- [Required task] The entries that follow should be written out exactly.

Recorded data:
- - -

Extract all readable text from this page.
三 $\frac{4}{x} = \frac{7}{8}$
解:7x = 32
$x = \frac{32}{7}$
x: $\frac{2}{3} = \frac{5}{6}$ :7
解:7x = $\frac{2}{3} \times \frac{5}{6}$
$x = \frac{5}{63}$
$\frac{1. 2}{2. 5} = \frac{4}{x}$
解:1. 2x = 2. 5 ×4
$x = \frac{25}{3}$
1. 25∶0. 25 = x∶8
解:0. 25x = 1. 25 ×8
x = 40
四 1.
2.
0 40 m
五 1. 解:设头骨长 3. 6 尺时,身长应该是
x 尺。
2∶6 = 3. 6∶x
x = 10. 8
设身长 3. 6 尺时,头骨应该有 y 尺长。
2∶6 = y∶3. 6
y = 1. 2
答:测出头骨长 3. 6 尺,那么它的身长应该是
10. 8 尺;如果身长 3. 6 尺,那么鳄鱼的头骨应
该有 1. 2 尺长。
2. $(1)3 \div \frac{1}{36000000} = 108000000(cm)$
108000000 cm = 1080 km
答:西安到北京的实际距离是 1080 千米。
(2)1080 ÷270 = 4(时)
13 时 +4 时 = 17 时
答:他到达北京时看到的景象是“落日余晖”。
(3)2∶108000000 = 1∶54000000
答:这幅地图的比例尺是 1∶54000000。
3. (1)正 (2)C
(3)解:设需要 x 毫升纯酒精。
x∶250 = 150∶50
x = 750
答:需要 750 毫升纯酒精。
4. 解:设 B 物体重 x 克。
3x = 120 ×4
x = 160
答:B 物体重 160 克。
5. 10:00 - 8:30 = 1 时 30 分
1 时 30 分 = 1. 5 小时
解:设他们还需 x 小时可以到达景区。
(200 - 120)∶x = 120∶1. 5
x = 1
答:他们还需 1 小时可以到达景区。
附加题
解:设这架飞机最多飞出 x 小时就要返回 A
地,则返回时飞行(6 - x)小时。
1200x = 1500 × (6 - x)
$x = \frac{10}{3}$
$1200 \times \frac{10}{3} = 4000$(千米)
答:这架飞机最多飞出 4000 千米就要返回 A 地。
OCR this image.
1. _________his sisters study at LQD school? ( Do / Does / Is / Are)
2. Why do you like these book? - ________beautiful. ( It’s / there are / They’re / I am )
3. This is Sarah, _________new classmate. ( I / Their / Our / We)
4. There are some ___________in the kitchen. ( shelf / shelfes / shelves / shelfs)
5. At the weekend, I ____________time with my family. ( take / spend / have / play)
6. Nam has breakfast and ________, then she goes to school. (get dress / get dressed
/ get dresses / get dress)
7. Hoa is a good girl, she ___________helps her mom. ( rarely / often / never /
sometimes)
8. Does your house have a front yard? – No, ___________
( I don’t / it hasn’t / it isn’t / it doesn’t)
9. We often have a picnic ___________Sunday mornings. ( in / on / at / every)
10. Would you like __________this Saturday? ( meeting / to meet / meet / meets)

- - -

- [Answer in full]
Extract all readable text from this page.
三 $\frac{4}{x} = \frac{7}{8}$
解:7x = 32
$x = \frac{32}{7}$
x: $\frac{2}{3} = \frac{5}{6}$ :7
解:7x = $\frac{2}{3} \times \frac{5}{6}$
$x = \frac{5}{63}$
$\frac{1. 2}{2. 5} = \frac{4}{x}$
解:1. 2x = 2. 5 ×4
$x = \frac{25}{3}$
1. 25∶0. 25 = x∶8
解:0. 25x = 1. 25 ×8
x = 40
四 1.
2.
0 40 m
五 1. 解:设头骨长 3. 6 尺时,身长应该是
x 尺。
2∶6 = 3. 6∶x
x = 10. 8
设身长 3. 6 尺时,头骨应该有 y 尺长。
2∶6 = y∶3. 6
y = 1. 2
答:测出头骨长 3. 6 尺,那么它的身长应该是
10. 8 尺;如果身长 3. 6 尺,那么鳄鱼的头骨应
该有 1. 2 尺长。
2. $(1)3 \div \frac{1}{36000000} = 108000000(cm)$
108000000 cm = 1080 km
答:西安到北京的实际距离是 1080 千米。
(2)1080 ÷270 = 4(时)
13 时 +4 时 = 17 时
答:他到达北京时看到的景象是“落日余晖”。
(3)2∶108000000 = 1∶54000000
答:这幅地图的比例尺是 1∶54000000。
3. (1)正 (2)C
(3)解:设需要 x 毫升纯酒精。
x∶250 = 150∶50
x = 750
答:需要 750 毫升纯酒精。
4. 解:设 B 物体重 x 克。
3x = 120 ×4
x = 160
答:B 物体重 160 克。
5. 10:00 - 8:30 = 1 时 30 分
1 时 30 分 = 1. 5 小时
解:设他们还需 x 小时可以到达景区。
(200 - 120)∶x = 120∶1. 5
x = 1
答:他们还需 1 小时可以到达景区。
附加题
解:设这架飞机最多飞出 x 小时就要返回 A
地,则返回时飞行(6 - x)小时。
1200x = 1500 × (6 - x)
$x = \frac{10}{3}$
$1200 \times \frac{10}{3} = 4000$(千米)
答:这架飞机最多飞出 4000 千米就要返回 A 地。
OCR this image.
1. _________his sisters study at LQD school? ( Do / Does / Is / Are)
2. Why do you like these book? - ________beautiful. ( It’s / there are / They’re / I am )
3. This is Sarah, _________new classmate. ( I / Their / Our / We)
4. There are some ___________in the kitchen. ( shelf / shelfes / shelves / shelfs)
5. At the weekend, I ____________time with my family. ( take / spend / have / play)
6. Nam has breakfast and ________, then she goes to school. (get dress / get dressed
/ get dresses / get dress)
7. Hoa is a good girl, she ___________helps her mom. ( rarely / often / never /
sometimes)
8. Does your house have a front yard? – No, ___________
( I don’t / it hasn’t / it isn’t / it doesn’t)
9. We often have a picnic ___________Sunday mornings. ( in / on / at / every)
10. Would you like __________this Saturday? ( meeting / to meet / meet / meets)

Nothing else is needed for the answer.